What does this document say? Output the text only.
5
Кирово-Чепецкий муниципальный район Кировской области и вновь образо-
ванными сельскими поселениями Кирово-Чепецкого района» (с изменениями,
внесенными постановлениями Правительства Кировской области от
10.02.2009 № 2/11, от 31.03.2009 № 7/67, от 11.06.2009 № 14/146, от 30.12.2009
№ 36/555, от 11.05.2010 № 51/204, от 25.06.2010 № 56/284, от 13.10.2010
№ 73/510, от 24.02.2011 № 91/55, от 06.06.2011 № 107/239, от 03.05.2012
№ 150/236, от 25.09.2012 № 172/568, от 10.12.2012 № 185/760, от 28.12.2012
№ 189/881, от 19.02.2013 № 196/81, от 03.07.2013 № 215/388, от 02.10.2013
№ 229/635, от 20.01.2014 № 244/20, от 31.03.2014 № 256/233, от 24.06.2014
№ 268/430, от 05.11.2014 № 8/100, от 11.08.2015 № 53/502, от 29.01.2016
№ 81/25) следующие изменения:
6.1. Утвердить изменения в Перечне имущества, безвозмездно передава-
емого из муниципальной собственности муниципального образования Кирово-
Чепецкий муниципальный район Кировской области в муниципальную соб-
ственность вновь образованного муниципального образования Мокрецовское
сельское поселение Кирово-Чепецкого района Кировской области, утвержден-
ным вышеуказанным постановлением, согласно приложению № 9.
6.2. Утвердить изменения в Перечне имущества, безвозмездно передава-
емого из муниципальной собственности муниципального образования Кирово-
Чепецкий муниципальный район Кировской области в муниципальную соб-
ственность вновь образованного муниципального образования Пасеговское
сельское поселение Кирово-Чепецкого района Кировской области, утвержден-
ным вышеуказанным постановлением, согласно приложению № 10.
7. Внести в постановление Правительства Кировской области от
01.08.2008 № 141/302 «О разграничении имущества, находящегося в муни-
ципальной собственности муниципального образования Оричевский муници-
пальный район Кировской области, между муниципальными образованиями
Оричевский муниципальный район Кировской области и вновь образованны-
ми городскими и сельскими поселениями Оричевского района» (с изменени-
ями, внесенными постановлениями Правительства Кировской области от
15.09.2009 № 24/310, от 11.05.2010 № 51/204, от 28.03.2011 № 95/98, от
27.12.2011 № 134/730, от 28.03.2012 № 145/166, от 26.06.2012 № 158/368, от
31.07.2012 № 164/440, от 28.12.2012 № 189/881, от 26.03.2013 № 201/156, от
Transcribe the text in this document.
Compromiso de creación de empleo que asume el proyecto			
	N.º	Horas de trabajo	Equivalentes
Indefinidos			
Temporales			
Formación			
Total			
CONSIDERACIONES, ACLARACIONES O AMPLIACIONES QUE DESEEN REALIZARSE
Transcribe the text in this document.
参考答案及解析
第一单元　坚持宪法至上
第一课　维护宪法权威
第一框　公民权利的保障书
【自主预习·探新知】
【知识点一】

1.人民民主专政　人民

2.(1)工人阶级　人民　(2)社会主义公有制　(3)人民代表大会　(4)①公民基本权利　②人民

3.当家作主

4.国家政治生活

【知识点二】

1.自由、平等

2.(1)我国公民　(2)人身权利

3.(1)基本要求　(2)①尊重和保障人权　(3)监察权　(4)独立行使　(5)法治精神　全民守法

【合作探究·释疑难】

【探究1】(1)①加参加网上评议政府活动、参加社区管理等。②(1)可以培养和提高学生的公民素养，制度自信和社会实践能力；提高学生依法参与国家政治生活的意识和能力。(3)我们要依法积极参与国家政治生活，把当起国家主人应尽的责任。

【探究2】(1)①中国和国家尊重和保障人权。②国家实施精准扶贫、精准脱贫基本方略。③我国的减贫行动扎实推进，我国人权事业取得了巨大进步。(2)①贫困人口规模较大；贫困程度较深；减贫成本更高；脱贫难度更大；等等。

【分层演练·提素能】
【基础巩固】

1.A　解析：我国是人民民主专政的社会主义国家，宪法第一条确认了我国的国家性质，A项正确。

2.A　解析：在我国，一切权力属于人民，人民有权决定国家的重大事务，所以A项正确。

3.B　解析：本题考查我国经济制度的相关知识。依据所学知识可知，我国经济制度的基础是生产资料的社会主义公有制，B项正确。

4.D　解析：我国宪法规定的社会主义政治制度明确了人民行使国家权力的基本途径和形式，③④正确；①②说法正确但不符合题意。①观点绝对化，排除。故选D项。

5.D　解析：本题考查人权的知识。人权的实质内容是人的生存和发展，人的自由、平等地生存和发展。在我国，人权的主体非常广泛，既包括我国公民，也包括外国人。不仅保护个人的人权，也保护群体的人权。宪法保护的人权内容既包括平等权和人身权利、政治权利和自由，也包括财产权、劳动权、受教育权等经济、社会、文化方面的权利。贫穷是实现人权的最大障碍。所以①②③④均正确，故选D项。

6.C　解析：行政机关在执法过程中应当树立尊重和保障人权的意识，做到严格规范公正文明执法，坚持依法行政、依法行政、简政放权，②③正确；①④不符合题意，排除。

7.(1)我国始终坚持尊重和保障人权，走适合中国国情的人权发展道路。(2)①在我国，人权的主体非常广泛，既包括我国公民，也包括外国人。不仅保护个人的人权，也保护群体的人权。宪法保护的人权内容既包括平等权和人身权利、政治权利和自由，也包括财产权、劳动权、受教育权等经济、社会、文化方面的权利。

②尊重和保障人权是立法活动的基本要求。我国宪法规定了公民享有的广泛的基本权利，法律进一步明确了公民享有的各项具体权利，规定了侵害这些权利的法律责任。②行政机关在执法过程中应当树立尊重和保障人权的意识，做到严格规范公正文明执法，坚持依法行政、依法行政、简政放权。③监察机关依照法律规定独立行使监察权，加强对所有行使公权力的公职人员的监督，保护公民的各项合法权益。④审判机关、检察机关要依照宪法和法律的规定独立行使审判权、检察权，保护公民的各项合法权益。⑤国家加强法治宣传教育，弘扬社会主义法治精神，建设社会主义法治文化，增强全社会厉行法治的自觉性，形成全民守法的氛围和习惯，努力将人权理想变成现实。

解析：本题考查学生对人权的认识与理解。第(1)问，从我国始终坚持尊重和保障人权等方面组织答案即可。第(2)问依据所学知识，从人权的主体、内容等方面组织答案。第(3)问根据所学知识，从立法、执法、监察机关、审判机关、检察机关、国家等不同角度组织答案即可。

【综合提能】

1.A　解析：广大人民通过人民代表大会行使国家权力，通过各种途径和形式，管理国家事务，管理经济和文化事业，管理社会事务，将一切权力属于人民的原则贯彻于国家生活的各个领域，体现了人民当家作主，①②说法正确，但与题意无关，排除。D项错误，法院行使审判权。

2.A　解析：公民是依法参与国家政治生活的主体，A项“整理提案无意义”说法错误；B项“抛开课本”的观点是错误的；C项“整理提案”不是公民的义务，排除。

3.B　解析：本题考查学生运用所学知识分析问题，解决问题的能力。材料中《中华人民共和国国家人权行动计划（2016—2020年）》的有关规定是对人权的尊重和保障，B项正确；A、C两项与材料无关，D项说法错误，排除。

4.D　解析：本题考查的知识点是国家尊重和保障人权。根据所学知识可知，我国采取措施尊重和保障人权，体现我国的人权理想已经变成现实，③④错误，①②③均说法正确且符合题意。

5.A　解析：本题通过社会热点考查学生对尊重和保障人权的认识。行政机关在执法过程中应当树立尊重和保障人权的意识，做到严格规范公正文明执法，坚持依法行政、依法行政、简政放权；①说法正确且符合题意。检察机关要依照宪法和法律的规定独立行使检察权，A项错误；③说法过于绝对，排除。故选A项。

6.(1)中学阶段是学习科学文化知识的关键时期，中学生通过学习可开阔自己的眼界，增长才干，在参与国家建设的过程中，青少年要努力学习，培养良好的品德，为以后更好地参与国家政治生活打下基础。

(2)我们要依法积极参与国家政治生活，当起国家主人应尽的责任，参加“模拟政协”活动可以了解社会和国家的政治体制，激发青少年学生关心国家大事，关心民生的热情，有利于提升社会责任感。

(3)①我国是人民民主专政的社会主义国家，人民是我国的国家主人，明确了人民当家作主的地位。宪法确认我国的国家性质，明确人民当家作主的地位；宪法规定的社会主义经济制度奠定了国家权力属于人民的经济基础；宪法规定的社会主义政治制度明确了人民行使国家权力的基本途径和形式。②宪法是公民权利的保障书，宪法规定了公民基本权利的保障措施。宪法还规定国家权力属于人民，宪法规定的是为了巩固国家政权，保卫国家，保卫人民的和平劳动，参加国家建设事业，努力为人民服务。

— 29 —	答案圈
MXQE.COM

----

#### [GOAL]
Show every line from the listing above in which the string "Правительства" appears.

#### [CORRECT OUTPUT]
внесенными постановлениями Правительства Кировской области от
7. Внести в постановление Правительства Кировской области от
ями, внесенными постановлениями Правительства Кировской области от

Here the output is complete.